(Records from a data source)

- - - - -

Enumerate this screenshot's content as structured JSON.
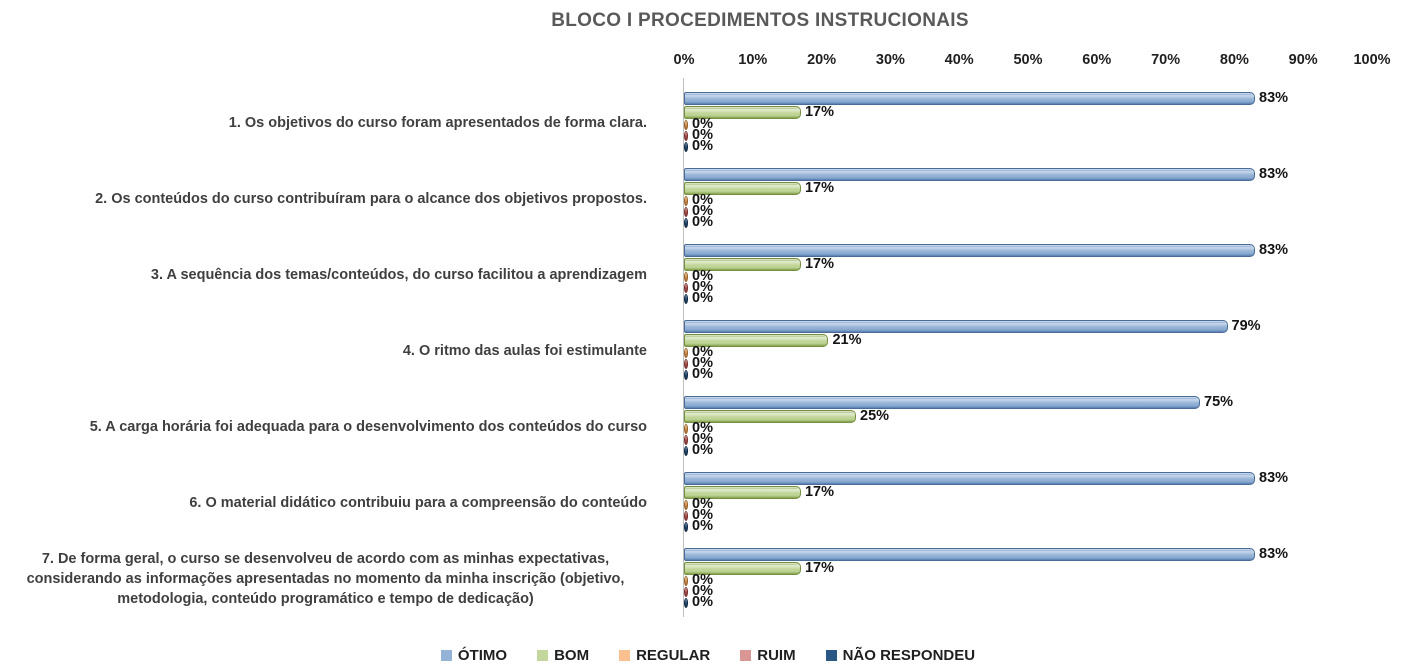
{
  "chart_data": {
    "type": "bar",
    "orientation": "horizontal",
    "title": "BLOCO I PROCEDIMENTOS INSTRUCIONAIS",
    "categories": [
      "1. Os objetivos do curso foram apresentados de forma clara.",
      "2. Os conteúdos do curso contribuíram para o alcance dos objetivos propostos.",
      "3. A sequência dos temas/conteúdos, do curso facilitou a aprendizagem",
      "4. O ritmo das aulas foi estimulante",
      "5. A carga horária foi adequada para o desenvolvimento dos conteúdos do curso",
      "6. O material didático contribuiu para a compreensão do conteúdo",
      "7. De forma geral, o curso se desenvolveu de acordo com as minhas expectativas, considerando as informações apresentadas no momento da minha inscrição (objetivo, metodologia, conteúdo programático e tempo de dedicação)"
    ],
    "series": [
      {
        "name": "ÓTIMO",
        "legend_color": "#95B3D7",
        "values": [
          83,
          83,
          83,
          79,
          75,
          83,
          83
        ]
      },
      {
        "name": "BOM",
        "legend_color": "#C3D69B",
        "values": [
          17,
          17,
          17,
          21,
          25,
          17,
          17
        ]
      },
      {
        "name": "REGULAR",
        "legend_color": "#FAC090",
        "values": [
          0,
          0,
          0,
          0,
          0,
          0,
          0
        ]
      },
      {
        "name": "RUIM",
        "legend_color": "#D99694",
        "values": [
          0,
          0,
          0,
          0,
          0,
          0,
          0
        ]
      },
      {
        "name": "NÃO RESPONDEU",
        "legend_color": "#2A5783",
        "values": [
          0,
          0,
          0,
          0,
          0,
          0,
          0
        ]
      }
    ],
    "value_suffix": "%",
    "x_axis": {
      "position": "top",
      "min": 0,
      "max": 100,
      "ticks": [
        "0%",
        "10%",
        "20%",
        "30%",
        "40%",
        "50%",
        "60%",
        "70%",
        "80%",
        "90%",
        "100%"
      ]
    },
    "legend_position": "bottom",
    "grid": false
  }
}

- - - - -

Select all lines in the listing above where the word "name" appears, and show them.

        "name": "ÓTIMO",
        "name": "BOM",
        "name": "REGULAR",
        "name": "RUIM",
        "name": "NÃO RESPONDEU",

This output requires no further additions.